*Records supplied*:
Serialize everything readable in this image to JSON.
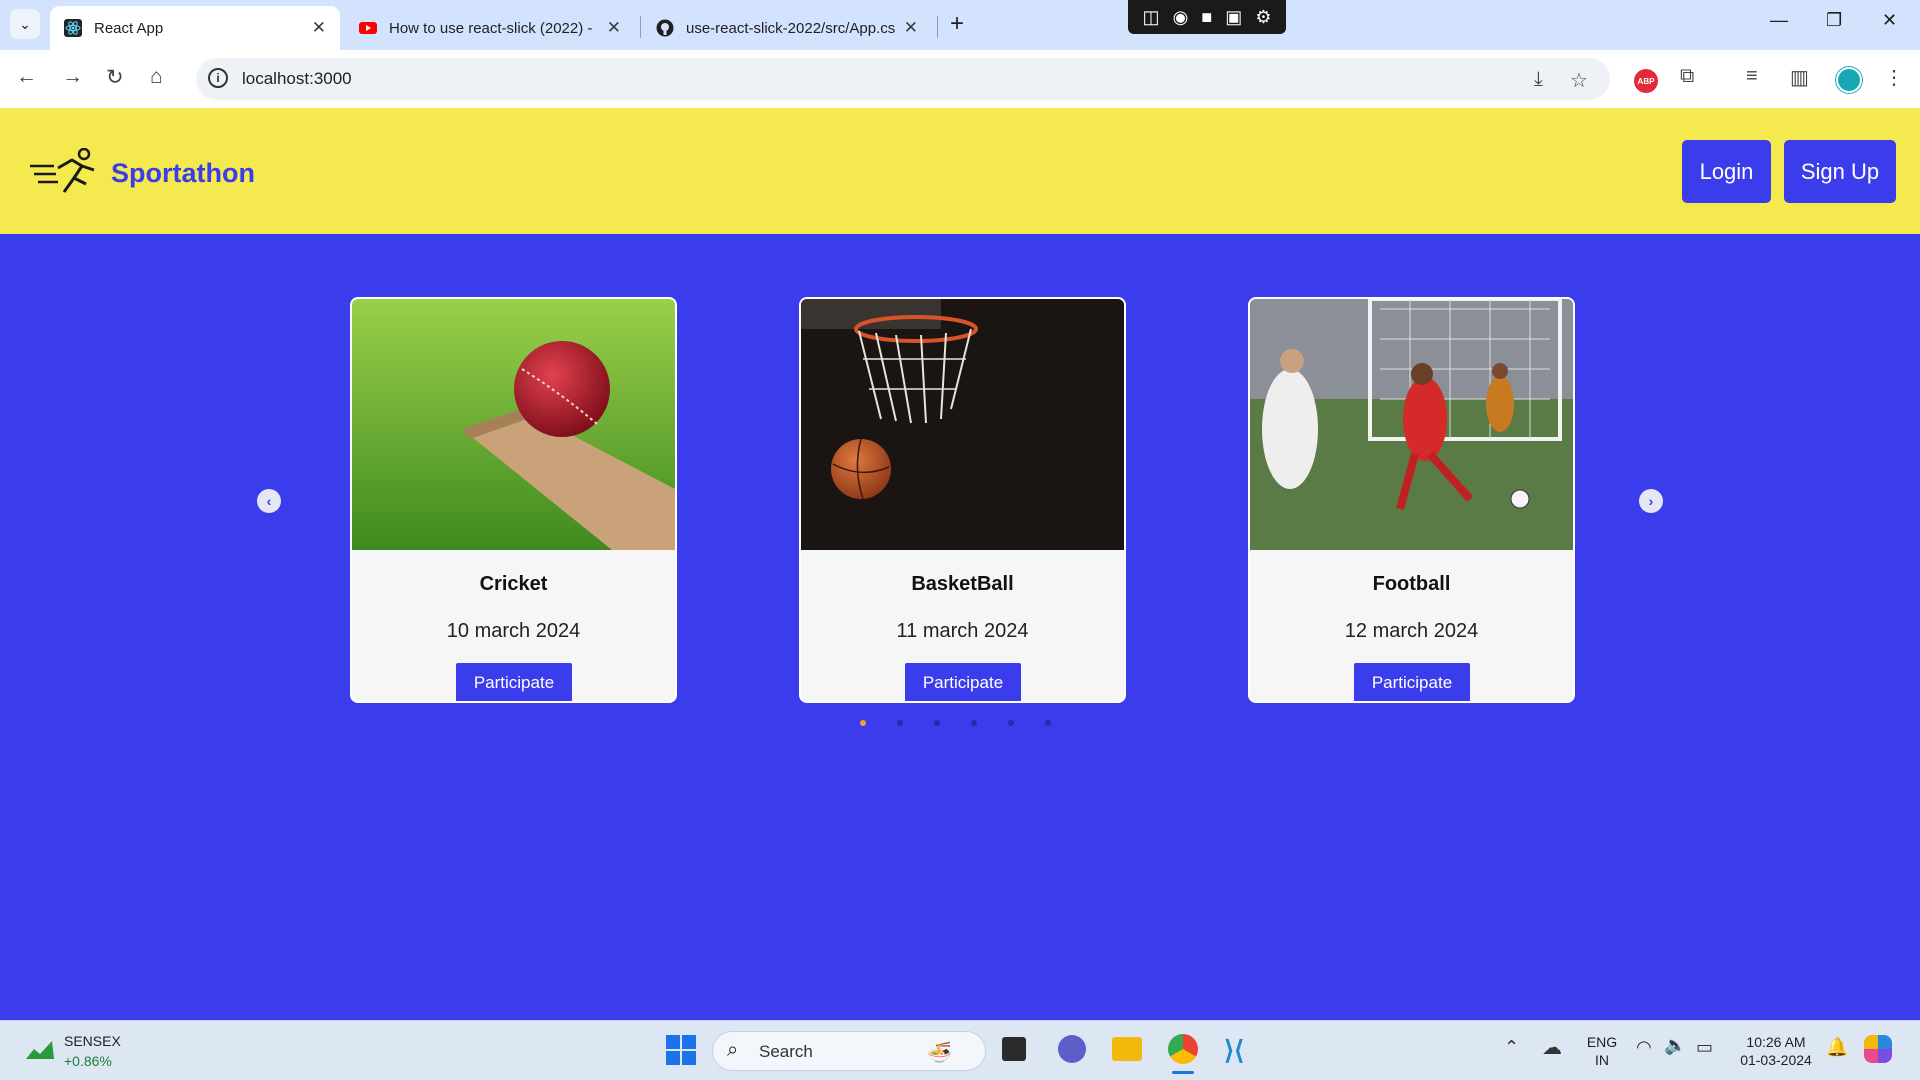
{
  "browser": {
    "tabs": [
      {
        "title": "React App",
        "active": true,
        "favicon": "react-icon"
      },
      {
        "title": "How to use react-slick (2022) -",
        "active": false,
        "favicon": "youtube-icon"
      },
      {
        "title": "use-react-slick-2022/src/App.cs",
        "active": false,
        "favicon": "github-icon"
      }
    ],
    "url": "localhost:3000",
    "extension_abp_label": "ABP"
  },
  "app": {
    "brand": "Sportathon",
    "login_label": "Login",
    "signup_label": "Sign Up",
    "accent_color": "#3b3ceb",
    "header_color": "#f4ea50"
  },
  "events": [
    {
      "name": "Cricket",
      "date": "10 march 2024",
      "button": "Participate",
      "image": "cricket-ball-on-bat"
    },
    {
      "name": "BasketBall",
      "date": "11 march 2024",
      "button": "Participate",
      "image": "basketball-hoop"
    },
    {
      "name": "Football",
      "date": "12 march 2024",
      "button": "Participate",
      "image": "football-match"
    }
  ],
  "carousel": {
    "dots": 6,
    "active_dot": 1
  },
  "taskbar": {
    "sensex_name": "SENSEX",
    "sensex_change": "+0.86%",
    "search_label": "Search",
    "lang_line1": "ENG",
    "lang_line2": "IN",
    "time": "10:26 AM",
    "date": "01-03-2024"
  }
}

*Direction*: Search the records for the string "date" and return every line in which it occurs.

*Correct response*:
      "date": "10 march 2024",
      "date": "11 march 2024",
      "date": "12 march 2024",
    "date": "01-03-2024"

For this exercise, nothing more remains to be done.